[Part of a data file]
================================

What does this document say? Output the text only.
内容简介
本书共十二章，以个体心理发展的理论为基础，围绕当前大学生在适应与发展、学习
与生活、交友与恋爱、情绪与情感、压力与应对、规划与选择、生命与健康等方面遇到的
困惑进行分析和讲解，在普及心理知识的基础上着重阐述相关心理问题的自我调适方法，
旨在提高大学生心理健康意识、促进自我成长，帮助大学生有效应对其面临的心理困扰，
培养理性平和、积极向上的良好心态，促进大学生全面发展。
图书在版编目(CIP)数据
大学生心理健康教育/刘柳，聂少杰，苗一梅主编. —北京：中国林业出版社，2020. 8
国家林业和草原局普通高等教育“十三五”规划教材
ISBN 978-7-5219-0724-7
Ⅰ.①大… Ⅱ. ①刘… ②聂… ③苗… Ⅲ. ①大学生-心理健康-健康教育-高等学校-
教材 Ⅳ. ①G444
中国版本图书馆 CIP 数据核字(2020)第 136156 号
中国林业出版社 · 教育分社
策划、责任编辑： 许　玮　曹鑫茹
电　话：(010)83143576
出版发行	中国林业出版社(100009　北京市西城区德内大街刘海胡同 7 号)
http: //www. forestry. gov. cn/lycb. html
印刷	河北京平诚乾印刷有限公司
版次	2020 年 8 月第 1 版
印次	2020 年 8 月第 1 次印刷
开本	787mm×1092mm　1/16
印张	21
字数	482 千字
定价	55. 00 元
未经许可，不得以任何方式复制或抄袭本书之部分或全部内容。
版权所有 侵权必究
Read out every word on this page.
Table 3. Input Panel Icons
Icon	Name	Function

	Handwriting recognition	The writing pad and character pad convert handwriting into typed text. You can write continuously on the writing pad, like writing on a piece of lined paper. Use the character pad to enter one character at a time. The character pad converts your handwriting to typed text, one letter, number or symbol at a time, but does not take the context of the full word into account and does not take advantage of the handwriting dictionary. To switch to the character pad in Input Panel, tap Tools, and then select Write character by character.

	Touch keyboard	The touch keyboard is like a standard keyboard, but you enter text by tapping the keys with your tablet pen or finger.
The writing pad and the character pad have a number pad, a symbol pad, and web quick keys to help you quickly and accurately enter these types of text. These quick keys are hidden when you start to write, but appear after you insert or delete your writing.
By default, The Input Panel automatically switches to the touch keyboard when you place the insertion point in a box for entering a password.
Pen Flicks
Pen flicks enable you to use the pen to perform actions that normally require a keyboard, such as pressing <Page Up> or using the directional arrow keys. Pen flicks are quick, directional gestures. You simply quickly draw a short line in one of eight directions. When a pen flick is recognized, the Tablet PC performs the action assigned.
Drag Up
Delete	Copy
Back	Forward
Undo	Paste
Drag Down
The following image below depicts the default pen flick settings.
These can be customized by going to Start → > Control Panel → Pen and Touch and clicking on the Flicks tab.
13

================================

Show the lines of the data that hold the word "this".

What does this document say? Output the text only.
Read out every word on this page.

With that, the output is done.